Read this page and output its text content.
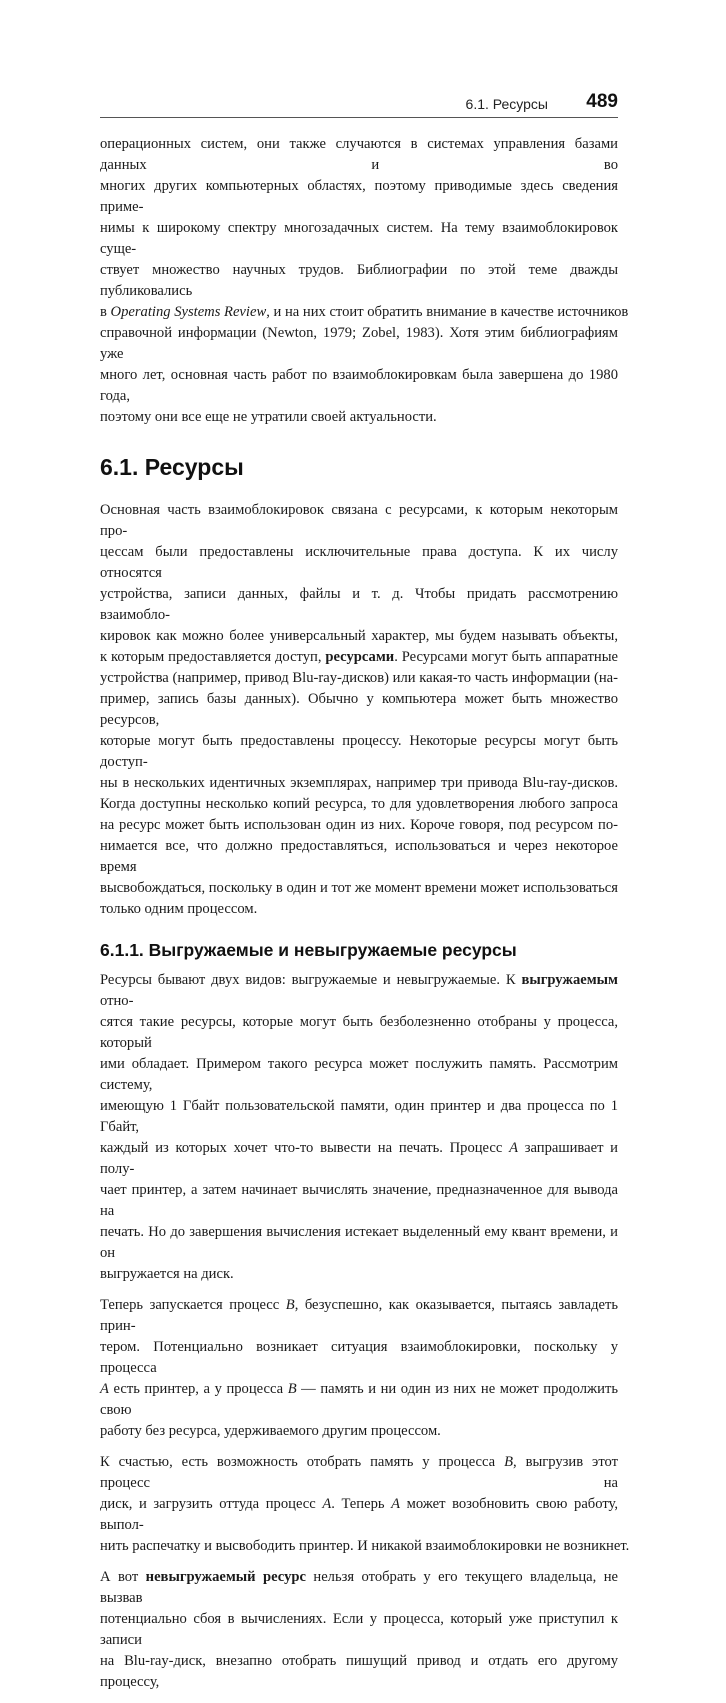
6.1. Ресурсы 489

операционных систем, они также случаются в системах управления базами данных и во
многих других компьютерных областях, поэтому приводимые здесь сведения приме-
нимы к широкому спектру многозадачных систем. На тему взаимоблокировок суще-
ствует множество научных трудов. Библиографии по этой теме дважды публиковались
в Operating Systems Review, и на них стоит обратить внимание в качестве источников
справочной информации (Newton, 1979; Zobel, 1983). Хотя этим библиографиям уже
много лет, основная часть работ по взаимоблокировкам была завершена до 1980 года,
поэтому они все еще не утратили своей актуальности.

6.1. Ресурсы

Основная часть взаимоблокировок связана с ресурсами, к которым некоторым про-
цессам были предоставлены исключительные права доступа. К их числу относятся
устройства, записи данных, файлы и т. д. Чтобы придать рассмотрению взаимобло-
кировок как можно более универсальный характер, мы будем называть объекты,
к которым предоставляется доступ, ресурсами. Ресурсами могут быть аппаратные
устройства (например, привод Blu-ray-дисков) или какая-то часть информации (на-
пример, запись базы данных). Обычно у компьютера может быть множество ресурсов,
которые могут быть предоставлены процессу. Некоторые ресурсы могут быть доступ-
ны в нескольких идентичных экземплярах, например три привода Blu-ray-дисков.
Когда доступны несколько копий ресурса, то для удовлетворения любого запроса
на ресурс может быть использован один из них. Короче говоря, под ресурсом по-
нимается все, что должно предоставляться, использоваться и через некоторое время
высвобождаться, поскольку в один и тот же момент времени может использоваться
только одним процессом.

6.1.1. Выгружаемые и невыгружаемые ресурсы

Ресурсы бывают двух видов: выгружаемые и невыгружаемые. К выгружаемым отно-
сятся такие ресурсы, которые могут быть безболезненно отобраны у процесса, который
ими обладает. Примером такого ресурса может послужить память. Рассмотрим систему,
имеющую 1 Гбайт пользовательской памяти, один принтер и два процесса по 1 Гбайт,
каждый из которых хочет что-то вывести на печать. Процесс A запрашивает и полу-
чает принтер, а затем начинает вычислять значение, предназначенное для вывода на
печать. Но до завершения вычисления истекает выделенный ему квант времени, и он
выгружается на диск.

Теперь запускается процесс B, безуспешно, как оказывается, пытаясь завладеть прин-
тером. Потенциально возникает ситуация взаимоблокировки, поскольку у процесса
A есть принтер, а у процесса B — память и ни один из них не может продолжить свою
работу без ресурса, удерживаемого другим процессом.

К счастью, есть возможность отобрать память у процесса B, выгрузив этот процесс на
диск, и загрузить оттуда процесс A. Теперь A может возобновить свою работу, выпол-
нить распечатку и высвободить принтер. И никакой взаимоблокировки не возникнет.

А вот невыгружаемый ресурс нельзя отобрать у его текущего владельца, не вызвав
потенциально сбоя в вычислениях. Если у процесса, который уже приступил к записи
на Blu-ray-диск, внезапно отобрать пишущий привод и отдать его другому процессу,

Challenge: Reproduce all of the material exactly, apart from the pictures.

Expected answer:
Read this page and output its text content.
6.1. Ресурсы 489

операционных систем, они также случаются в системах управления базами данных и во
многих других компьютерных областях, поэтому приводимые здесь сведения приме-
нимы к широкому спектру многозадачных систем. На тему взаимоблокировок суще-
ствует множество научных трудов. Библиографии по этой теме дважды публиковались
в Operating Systems Review, и на них стоит обратить внимание в качестве источников
справочной информации (Newton, 1979; Zobel, 1983). Хотя этим библиографиям уже
много лет, основная часть работ по взаимоблокировкам была завершена до 1980 года,
поэтому они все еще не утратили своей актуальности.

6.1. Ресурсы

Основная часть взаимоблокировок связана с ресурсами, к которым некоторым про-
цессам были предоставлены исключительные права доступа. К их числу относятся
устройства, записи данных, файлы и т. д. Чтобы придать рассмотрению взаимобло-
кировок как можно более универсальный характер, мы будем называть объекты,
к которым предоставляется доступ, ресурсами. Ресурсами могут быть аппаратные
устройства (например, привод Blu-ray-дисков) или какая-то часть информации (на-
пример, запись базы данных). Обычно у компьютера может быть множество ресурсов,
которые могут быть предоставлены процессу. Некоторые ресурсы могут быть доступ-
ны в нескольких идентичных экземплярах, например три привода Blu-ray-дисков.
Когда доступны несколько копий ресурса, то для удовлетворения любого запроса
на ресурс может быть использован один из них. Короче говоря, под ресурсом по-
нимается все, что должно предоставляться, использоваться и через некоторое время
высвобождаться, поскольку в один и тот же момент времени может использоваться
только одним процессом.

6.1.1. Выгружаемые и невыгружаемые ресурсы

Ресурсы бывают двух видов: выгружаемые и невыгружаемые. К выгружаемым отно-
сятся такие ресурсы, которые могут быть безболезненно отобраны у процесса, который
ими обладает. Примером такого ресурса может послужить память. Рассмотрим систему,
имеющую 1 Гбайт пользовательской памяти, один принтер и два процесса по 1 Гбайт,
каждый из которых хочет что-то вывести на печать. Процесс A запрашивает и полу-
чает принтер, а затем начинает вычислять значение, предназначенное для вывода на
печать. Но до завершения вычисления истекает выделенный ему квант времени, и он
выгружается на диск.

Теперь запускается процесс B, безуспешно, как оказывается, пытаясь завладеть прин-
тером. Потенциально возникает ситуация взаимоблокировки, поскольку у процесса
A есть принтер, а у процесса B — память и ни один из них не может продолжить свою
работу без ресурса, удерживаемого другим процессом.

К счастью, есть возможность отобрать память у процесса B, выгрузив этот процесс на
диск, и загрузить оттуда процесс A. Теперь A может возобновить свою работу, выпол-
нить распечатку и высвободить принтер. И никакой взаимоблокировки не возникнет.

А вот невыгружаемый ресурс нельзя отобрать у его текущего владельца, не вызвав
потенциально сбоя в вычислениях. Если у процесса, который уже приступил к записи
на Blu-ray-диск, внезапно отобрать пишущий привод и отдать его другому процессу,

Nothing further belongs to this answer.